**Problem to solve**
Write the data out again exactly, with no pictures.

**Dataset items**
* * * * * * *
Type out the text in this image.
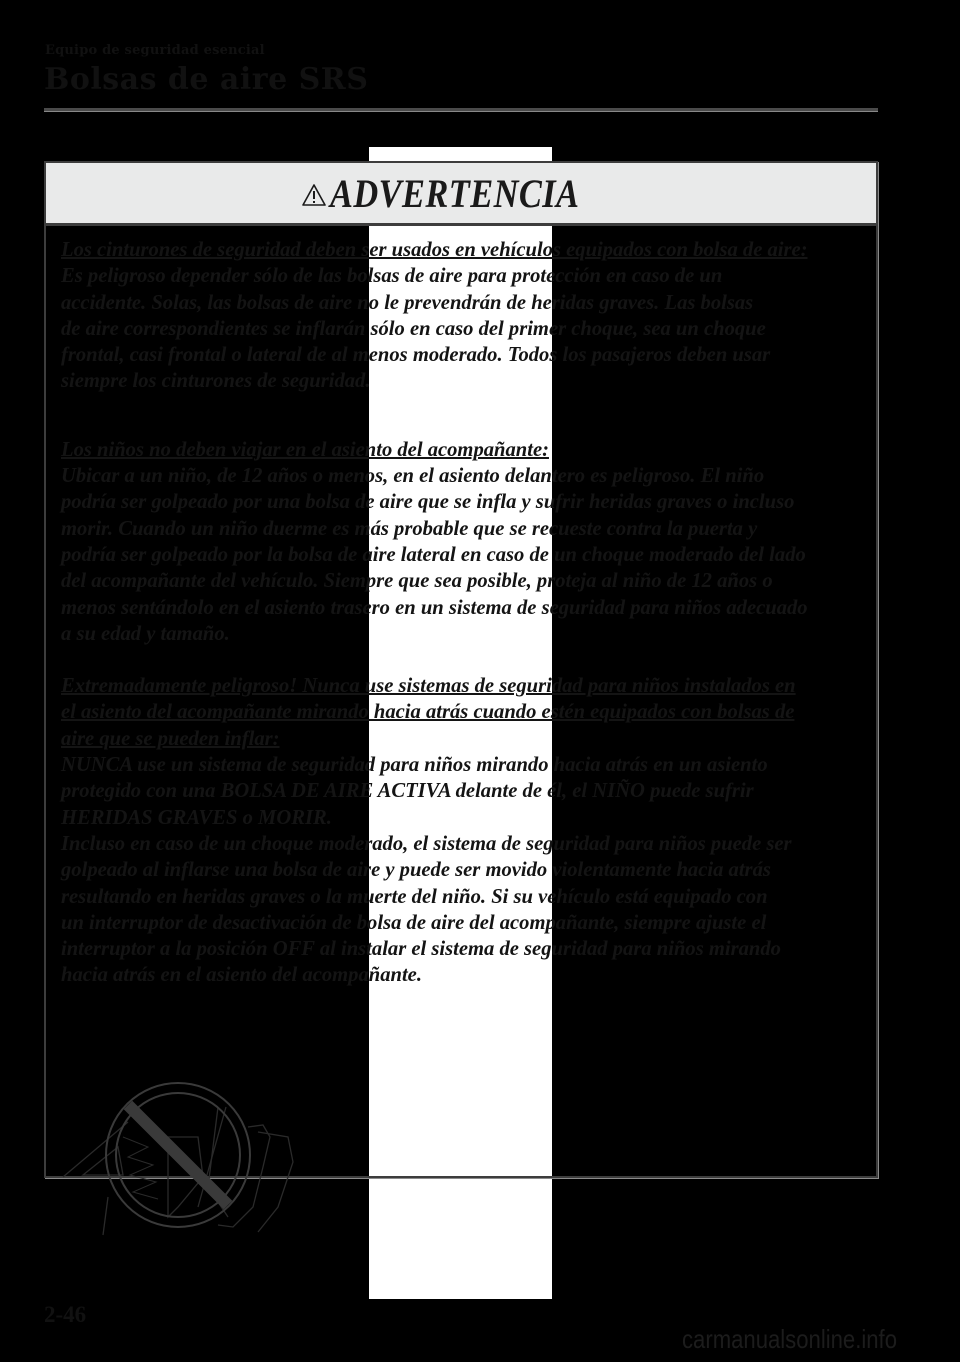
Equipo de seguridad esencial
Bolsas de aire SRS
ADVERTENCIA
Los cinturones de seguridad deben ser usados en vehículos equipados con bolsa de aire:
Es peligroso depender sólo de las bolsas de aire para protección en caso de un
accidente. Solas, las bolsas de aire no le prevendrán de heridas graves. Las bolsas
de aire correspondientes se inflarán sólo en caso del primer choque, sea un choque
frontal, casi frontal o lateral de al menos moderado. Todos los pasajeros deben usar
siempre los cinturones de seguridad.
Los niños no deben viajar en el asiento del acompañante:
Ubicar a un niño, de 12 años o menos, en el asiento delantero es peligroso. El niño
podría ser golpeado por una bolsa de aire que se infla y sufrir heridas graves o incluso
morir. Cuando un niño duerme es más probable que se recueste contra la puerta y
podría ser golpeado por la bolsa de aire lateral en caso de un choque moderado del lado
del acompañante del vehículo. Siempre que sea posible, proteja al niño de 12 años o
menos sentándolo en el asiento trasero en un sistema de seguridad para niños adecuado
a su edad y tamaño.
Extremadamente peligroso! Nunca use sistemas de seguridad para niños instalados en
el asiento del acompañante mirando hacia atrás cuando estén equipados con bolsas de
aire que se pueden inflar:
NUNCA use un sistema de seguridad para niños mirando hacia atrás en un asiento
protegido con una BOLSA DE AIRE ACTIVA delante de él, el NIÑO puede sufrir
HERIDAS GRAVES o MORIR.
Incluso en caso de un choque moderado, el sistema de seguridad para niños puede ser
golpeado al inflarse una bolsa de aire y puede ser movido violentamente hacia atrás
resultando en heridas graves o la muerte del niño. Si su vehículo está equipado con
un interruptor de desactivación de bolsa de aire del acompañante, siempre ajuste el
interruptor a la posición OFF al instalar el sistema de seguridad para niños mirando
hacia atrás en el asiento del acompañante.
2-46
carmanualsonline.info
* * * * * * *
**Response to the exercise**
Type out the text in this image.
Equipo de seguridad esencial
Bolsas de aire SRS
ADVERTENCIA
Los cinturones de seguridad deben ser usados en vehículos equipados con bolsa de aire:
Es peligroso depender sólo de las bolsas de aire para protección en caso de un
accidente. Solas, las bolsas de aire no le prevendrán de heridas graves. Las bolsas
de aire correspondientes se inflarán sólo en caso del primer choque, sea un choque
frontal, casi frontal o lateral de al menos moderado. Todos los pasajeros deben usar
siempre los cinturones de seguridad.
Los niños no deben viajar en el asiento del acompañante:
Ubicar a un niño, de 12 años o menos, en el asiento delantero es peligroso. El niño
podría ser golpeado por una bolsa de aire que se infla y sufrir heridas graves o incluso
morir. Cuando un niño duerme es más probable que se recueste contra la puerta y
podría ser golpeado por la bolsa de aire lateral en caso de un choque moderado del lado
del acompañante del vehículo. Siempre que sea posible, proteja al niño de 12 años o
menos sentándolo en el asiento trasero en un sistema de seguridad para niños adecuado
a su edad y tamaño.
Extremadamente peligroso! Nunca use sistemas de seguridad para niños instalados en
el asiento del acompañante mirando hacia atrás cuando estén equipados con bolsas de
aire que se pueden inflar:
NUNCA use un sistema de seguridad para niños mirando hacia atrás en un asiento
protegido con una BOLSA DE AIRE ACTIVA delante de él, el NIÑO puede sufrir
HERIDAS GRAVES o MORIR.
Incluso en caso de un choque moderado, el sistema de seguridad para niños puede ser
golpeado al inflarse una bolsa de aire y puede ser movido violentamente hacia atrás
resultando en heridas graves o la muerte del niño. Si su vehículo está equipado con
un interruptor de desactivación de bolsa de aire del acompañante, siempre ajuste el
interruptor a la posición OFF al instalar el sistema de seguridad para niños mirando
hacia atrás en el asiento del acompañante.
2-46
carmanualsonline.info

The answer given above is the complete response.